* **Goal**
Read the records below and copy each line that contains "cnki".

* **Provided entries**
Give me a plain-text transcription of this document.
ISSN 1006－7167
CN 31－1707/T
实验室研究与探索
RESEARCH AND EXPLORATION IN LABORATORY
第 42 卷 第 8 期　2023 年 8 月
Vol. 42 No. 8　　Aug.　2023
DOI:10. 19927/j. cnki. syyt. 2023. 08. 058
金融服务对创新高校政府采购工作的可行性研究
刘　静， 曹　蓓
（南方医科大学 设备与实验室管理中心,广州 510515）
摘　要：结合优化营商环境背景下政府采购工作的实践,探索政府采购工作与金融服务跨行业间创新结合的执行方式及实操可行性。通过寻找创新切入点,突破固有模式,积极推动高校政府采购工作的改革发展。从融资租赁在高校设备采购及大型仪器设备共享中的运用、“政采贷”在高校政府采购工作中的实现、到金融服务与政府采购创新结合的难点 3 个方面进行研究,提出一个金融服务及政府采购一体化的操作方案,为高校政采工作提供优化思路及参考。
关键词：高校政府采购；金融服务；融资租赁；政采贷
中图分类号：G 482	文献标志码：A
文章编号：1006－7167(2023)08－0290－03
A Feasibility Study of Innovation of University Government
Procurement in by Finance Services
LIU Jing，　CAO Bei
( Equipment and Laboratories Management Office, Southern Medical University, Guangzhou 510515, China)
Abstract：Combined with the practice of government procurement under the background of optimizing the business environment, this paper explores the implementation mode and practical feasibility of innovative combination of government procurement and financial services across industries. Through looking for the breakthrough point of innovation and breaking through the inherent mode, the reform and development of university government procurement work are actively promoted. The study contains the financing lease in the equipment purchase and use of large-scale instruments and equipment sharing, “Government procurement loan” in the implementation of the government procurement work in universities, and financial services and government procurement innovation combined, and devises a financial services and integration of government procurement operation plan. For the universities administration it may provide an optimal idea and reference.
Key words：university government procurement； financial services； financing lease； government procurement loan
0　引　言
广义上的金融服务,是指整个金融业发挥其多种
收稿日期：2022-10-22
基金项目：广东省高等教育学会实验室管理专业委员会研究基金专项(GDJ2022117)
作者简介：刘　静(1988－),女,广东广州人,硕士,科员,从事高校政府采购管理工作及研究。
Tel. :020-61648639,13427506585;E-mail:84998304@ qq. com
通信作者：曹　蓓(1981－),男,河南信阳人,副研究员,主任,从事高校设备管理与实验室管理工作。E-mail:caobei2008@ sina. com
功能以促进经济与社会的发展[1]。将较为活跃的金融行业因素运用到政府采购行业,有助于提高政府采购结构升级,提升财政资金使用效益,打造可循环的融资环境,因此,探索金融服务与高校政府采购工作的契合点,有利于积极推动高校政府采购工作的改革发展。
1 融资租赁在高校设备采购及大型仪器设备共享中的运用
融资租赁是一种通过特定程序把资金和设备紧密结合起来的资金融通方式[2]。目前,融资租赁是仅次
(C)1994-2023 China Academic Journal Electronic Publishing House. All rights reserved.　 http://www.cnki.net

* **Expected answer**
DOI:10. 19927/j. cnki. syyt. 2023. 08. 058
(C)1994-2023 China Academic Journal Electronic Publishing House. All rights reserved.　 http://www.cnki.net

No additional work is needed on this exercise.